BEGIN MATERIAL SUPPLIED

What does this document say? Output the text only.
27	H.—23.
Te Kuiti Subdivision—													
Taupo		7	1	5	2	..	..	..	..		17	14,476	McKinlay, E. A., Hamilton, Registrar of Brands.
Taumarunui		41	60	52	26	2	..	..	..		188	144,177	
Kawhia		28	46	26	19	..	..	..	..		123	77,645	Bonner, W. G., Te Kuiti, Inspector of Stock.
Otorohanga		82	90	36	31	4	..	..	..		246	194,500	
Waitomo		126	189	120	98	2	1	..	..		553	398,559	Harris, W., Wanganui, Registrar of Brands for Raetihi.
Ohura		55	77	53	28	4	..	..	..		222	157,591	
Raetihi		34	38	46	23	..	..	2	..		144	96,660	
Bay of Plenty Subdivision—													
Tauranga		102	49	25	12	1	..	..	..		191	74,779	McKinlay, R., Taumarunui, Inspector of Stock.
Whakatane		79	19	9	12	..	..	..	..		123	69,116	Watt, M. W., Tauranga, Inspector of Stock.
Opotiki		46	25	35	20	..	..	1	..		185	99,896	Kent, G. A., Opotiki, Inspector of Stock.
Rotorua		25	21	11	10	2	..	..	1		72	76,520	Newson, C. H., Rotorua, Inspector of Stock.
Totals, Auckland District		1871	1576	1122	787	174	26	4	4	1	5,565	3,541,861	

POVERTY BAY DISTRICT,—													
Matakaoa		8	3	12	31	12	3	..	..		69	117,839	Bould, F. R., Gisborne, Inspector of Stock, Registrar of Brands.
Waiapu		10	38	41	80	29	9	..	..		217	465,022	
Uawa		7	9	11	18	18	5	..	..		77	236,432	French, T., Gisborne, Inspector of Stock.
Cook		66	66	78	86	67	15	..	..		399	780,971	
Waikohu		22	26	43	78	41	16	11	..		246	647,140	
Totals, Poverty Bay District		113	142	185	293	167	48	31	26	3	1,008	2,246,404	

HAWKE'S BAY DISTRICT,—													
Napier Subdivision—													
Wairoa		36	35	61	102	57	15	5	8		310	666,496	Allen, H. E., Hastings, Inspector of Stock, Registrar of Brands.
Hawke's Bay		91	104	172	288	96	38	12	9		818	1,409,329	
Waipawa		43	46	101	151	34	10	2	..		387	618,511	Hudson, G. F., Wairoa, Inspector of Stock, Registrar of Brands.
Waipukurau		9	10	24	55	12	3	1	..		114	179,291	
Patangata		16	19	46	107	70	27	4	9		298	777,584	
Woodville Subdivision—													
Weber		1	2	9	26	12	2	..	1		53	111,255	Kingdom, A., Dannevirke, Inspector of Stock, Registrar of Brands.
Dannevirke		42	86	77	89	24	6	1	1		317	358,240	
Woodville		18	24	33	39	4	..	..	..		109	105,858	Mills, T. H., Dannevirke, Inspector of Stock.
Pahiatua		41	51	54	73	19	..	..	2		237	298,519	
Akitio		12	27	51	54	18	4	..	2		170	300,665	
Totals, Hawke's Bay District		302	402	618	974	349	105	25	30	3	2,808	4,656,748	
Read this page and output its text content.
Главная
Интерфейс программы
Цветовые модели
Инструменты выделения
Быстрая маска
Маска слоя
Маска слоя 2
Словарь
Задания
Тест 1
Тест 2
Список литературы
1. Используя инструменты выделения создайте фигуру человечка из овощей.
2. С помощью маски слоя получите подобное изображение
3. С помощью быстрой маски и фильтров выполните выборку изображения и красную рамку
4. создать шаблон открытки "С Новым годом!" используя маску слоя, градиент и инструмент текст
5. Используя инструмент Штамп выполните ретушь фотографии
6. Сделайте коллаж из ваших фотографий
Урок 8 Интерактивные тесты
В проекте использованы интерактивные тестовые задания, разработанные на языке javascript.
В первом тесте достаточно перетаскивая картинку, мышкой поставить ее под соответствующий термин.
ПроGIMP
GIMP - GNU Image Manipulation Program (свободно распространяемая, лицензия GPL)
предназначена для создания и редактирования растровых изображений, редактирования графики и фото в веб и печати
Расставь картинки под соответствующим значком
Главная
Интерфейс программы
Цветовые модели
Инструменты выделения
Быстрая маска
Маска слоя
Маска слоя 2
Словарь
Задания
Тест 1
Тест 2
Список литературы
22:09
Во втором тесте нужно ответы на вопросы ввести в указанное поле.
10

END MATERIAL SUPPLIED

**STATED EXERCISE**
Examine the records and pull out every line where the string "Subdivision" occurs.

**RIGHT ANSWER**
Te Kuiti Subdivision—													
Bay of Plenty Subdivision—													
Napier Subdivision—													
Woodville Subdivision—													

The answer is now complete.